(Short problem) Your task is to tally the lines of the listing containing the word "далее" and report the figure alone.

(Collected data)
------------------------------------
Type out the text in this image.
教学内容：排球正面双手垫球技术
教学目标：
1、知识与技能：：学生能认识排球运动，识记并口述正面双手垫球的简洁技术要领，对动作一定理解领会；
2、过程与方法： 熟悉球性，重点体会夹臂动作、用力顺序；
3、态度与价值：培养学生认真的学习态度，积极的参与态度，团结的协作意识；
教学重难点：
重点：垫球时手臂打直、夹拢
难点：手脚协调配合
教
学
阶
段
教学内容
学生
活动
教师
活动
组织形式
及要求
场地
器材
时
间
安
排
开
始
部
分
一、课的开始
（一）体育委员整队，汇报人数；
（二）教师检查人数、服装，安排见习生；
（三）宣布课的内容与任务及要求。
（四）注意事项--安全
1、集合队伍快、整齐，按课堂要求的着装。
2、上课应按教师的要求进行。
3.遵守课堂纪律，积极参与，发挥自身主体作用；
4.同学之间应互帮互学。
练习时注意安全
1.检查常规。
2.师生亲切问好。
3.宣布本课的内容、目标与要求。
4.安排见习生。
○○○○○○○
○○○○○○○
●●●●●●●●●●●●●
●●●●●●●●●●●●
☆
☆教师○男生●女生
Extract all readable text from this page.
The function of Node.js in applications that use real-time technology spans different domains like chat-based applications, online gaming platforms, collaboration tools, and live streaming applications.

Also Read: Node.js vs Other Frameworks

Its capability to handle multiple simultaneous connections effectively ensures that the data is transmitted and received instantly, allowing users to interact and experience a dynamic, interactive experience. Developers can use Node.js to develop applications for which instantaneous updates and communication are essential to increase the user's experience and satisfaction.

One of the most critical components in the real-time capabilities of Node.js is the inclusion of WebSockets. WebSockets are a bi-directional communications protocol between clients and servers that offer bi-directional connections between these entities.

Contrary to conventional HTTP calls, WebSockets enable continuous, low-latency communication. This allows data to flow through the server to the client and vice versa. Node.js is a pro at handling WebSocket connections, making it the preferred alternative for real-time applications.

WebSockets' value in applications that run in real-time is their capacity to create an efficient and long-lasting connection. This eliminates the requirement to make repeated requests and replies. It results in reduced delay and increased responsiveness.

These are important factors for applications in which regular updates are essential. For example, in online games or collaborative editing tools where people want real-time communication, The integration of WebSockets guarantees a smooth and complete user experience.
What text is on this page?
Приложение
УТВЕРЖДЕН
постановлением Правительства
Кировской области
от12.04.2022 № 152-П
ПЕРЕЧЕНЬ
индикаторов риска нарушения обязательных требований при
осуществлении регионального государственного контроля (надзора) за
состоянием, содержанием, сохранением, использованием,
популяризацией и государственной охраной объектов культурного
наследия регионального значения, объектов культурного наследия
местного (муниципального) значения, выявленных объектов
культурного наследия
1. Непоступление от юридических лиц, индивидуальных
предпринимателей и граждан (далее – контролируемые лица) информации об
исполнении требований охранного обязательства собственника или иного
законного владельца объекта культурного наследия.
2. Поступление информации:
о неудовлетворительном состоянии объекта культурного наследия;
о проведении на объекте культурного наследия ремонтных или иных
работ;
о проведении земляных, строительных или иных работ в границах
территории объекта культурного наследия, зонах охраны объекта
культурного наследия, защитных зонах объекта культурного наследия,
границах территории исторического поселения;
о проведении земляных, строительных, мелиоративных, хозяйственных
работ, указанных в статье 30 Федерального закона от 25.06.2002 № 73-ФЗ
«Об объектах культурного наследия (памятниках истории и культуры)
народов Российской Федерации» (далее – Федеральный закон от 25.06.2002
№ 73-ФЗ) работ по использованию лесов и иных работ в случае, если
------------------------------------
(Response) 2